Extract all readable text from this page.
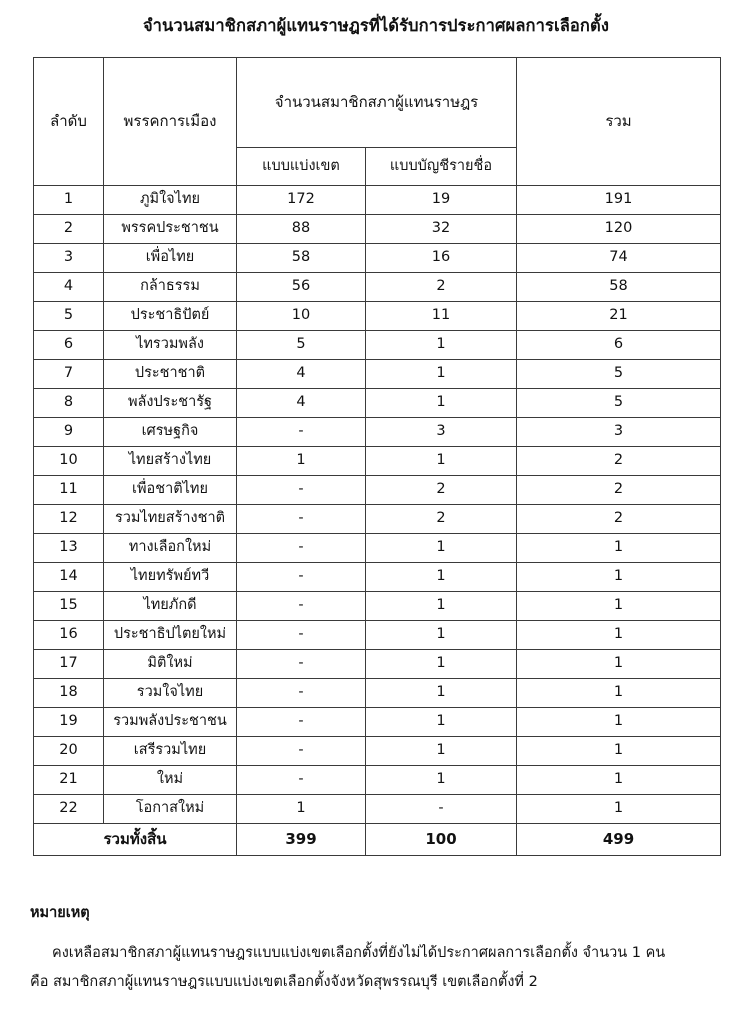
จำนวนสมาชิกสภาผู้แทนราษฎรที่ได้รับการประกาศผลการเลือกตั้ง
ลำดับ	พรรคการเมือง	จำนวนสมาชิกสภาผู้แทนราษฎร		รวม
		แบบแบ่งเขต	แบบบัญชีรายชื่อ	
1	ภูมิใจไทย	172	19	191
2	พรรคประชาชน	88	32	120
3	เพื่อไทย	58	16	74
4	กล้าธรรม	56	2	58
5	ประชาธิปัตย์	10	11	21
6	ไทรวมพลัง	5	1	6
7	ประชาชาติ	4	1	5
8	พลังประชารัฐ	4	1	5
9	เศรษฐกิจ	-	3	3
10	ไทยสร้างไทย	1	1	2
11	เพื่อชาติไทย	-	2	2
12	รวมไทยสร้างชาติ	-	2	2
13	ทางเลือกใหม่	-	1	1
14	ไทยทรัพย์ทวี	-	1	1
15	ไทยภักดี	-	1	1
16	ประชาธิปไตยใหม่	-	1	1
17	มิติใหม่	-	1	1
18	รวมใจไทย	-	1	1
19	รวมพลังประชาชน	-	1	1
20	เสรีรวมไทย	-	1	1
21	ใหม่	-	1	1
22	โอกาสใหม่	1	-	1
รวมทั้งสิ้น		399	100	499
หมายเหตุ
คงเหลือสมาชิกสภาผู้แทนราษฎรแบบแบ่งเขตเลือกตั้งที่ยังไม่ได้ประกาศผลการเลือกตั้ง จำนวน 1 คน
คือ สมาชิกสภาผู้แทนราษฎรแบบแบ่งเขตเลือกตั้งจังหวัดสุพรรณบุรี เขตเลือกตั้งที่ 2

▬▬▬

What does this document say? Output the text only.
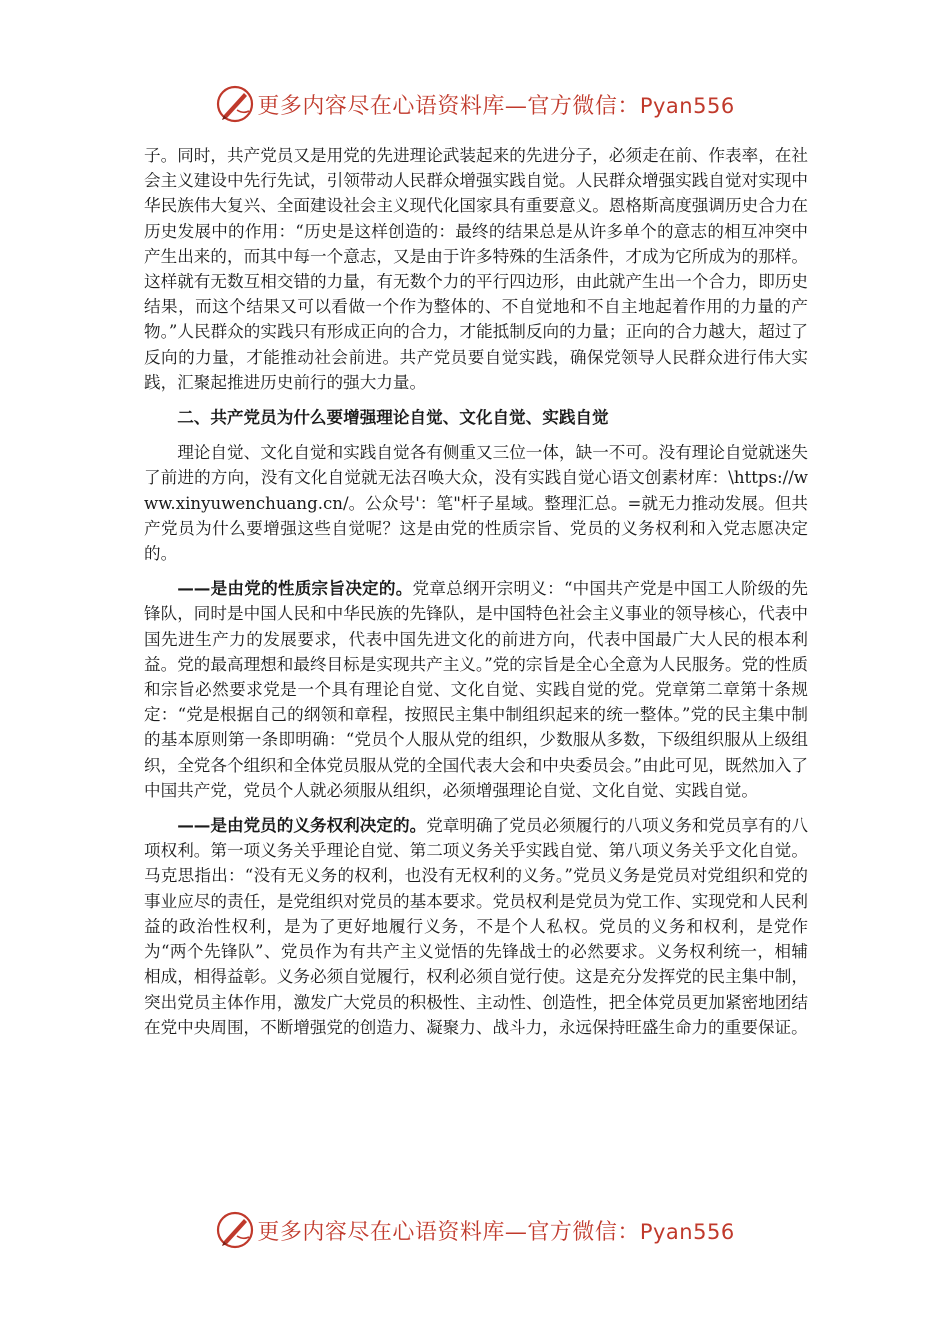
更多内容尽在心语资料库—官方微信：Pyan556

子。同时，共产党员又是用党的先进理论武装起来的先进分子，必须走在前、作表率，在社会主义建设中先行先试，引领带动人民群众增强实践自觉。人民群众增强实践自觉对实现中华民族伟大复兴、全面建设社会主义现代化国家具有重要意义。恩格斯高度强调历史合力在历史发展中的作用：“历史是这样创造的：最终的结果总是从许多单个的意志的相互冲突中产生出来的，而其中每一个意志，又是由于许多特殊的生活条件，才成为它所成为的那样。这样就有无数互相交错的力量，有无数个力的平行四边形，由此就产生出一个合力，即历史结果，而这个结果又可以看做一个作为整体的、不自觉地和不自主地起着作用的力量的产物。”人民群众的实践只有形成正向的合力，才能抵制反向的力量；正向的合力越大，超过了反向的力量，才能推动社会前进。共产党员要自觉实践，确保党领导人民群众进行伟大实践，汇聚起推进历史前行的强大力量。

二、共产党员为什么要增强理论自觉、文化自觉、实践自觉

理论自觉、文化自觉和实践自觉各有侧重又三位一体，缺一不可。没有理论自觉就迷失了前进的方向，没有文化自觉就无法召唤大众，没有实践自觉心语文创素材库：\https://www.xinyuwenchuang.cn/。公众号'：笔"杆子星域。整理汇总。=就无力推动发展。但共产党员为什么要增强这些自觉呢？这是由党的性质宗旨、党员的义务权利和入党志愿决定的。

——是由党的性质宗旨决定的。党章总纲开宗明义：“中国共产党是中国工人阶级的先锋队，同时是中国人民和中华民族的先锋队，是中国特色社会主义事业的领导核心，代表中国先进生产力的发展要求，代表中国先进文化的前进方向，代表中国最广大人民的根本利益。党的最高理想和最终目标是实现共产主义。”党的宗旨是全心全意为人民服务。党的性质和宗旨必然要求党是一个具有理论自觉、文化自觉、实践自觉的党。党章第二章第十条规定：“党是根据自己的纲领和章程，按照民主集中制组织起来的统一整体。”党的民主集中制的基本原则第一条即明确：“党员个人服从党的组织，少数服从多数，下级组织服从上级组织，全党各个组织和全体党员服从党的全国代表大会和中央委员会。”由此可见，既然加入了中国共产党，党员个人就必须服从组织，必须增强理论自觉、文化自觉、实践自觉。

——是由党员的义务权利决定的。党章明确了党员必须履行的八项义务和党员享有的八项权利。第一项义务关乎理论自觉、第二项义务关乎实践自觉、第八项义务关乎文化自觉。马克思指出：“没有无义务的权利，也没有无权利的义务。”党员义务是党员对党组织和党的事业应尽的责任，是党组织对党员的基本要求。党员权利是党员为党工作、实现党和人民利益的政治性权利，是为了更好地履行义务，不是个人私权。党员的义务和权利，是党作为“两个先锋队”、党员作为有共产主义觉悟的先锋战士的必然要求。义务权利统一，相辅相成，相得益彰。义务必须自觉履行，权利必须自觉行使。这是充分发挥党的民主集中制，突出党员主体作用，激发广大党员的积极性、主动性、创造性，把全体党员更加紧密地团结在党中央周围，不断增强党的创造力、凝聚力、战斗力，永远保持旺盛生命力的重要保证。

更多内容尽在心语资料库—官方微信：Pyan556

▬▬▬

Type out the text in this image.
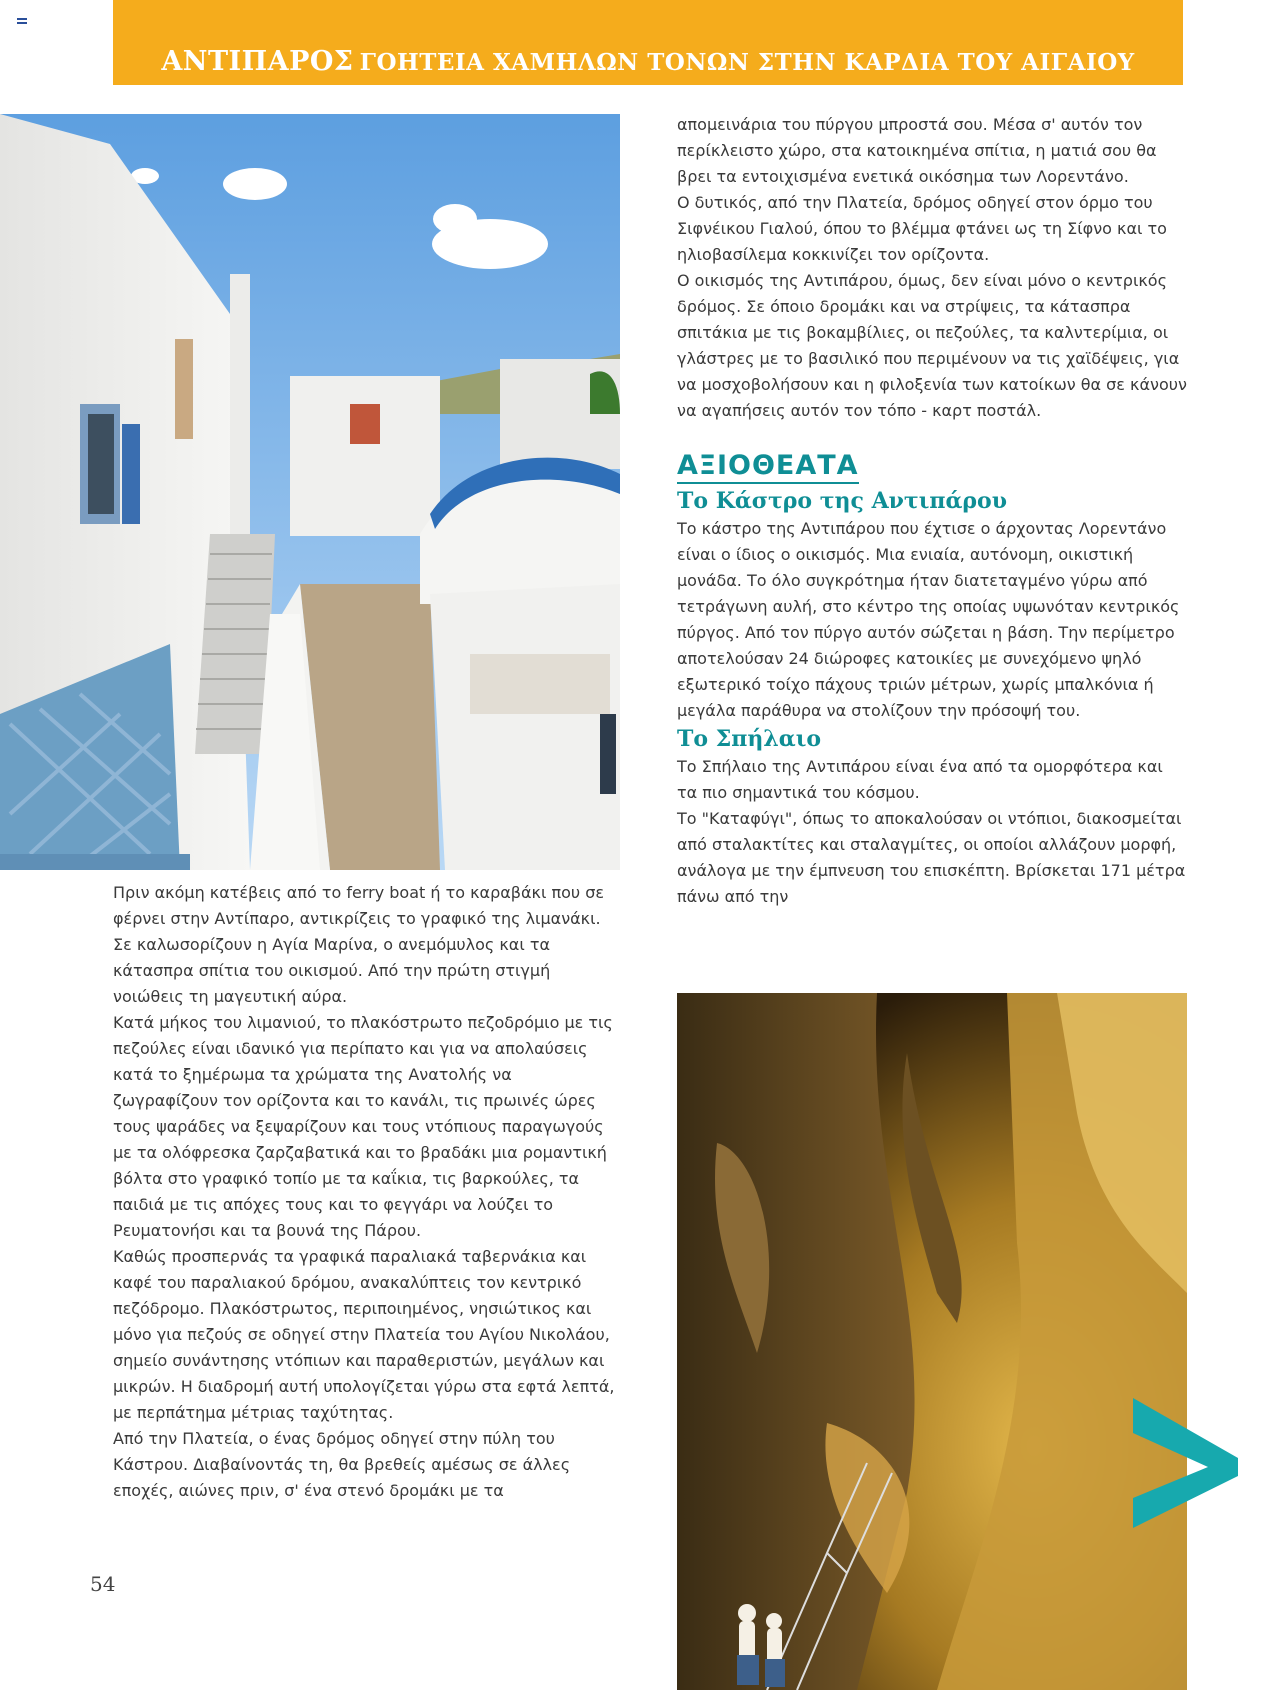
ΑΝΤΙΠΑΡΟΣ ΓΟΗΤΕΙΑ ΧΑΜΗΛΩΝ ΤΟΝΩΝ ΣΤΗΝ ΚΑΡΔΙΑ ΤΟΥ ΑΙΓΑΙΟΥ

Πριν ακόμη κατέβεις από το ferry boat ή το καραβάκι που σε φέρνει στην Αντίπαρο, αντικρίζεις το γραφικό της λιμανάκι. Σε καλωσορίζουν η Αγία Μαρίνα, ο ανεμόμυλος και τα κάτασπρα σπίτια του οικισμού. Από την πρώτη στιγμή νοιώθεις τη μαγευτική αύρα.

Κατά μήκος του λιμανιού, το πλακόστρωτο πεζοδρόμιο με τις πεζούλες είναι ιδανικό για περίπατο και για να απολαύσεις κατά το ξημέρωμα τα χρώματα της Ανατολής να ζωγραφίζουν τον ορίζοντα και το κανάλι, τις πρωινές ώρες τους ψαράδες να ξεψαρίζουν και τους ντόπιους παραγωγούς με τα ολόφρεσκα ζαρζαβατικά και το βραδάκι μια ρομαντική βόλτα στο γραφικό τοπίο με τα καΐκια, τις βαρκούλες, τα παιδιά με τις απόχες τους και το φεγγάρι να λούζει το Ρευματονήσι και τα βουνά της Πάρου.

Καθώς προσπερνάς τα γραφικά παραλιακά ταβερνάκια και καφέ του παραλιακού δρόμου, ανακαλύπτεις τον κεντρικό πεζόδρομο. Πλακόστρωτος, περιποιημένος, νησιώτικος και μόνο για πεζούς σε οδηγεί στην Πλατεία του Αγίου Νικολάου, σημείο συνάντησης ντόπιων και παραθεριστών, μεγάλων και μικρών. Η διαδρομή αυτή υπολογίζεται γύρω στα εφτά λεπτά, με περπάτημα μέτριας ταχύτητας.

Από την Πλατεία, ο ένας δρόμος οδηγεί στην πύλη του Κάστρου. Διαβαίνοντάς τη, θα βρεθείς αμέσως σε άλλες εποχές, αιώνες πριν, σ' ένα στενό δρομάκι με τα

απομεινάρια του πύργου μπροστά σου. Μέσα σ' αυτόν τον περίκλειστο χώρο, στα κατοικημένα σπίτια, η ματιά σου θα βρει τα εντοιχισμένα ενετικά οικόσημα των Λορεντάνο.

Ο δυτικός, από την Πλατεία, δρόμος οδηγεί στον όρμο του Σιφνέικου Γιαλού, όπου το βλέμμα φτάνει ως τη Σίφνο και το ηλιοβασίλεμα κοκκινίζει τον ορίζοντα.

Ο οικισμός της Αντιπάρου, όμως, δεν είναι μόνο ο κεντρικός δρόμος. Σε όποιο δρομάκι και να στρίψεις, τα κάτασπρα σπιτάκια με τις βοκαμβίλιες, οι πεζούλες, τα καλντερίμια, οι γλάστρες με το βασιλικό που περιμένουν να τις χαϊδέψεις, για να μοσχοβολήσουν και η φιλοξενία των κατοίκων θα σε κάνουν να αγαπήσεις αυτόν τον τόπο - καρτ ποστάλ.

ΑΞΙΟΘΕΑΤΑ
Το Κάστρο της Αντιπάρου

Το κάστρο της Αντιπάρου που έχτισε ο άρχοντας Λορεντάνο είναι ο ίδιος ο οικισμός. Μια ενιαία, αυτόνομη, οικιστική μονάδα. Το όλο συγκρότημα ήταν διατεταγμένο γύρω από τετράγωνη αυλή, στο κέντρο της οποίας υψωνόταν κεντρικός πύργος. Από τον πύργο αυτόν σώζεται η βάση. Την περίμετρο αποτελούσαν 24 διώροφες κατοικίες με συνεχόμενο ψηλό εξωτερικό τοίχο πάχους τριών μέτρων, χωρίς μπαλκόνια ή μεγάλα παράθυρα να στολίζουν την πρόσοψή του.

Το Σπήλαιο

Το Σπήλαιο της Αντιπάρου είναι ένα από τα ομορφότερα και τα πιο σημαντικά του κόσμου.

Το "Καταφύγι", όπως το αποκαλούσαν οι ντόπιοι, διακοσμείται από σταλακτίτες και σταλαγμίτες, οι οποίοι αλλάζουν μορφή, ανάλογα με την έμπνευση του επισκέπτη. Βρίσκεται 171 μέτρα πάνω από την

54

▬▬▬

▶ Problem requirements
State the count of lines holding the string "กสภาผ" in the listing above, and nothing else.

▶ Solved exercise
4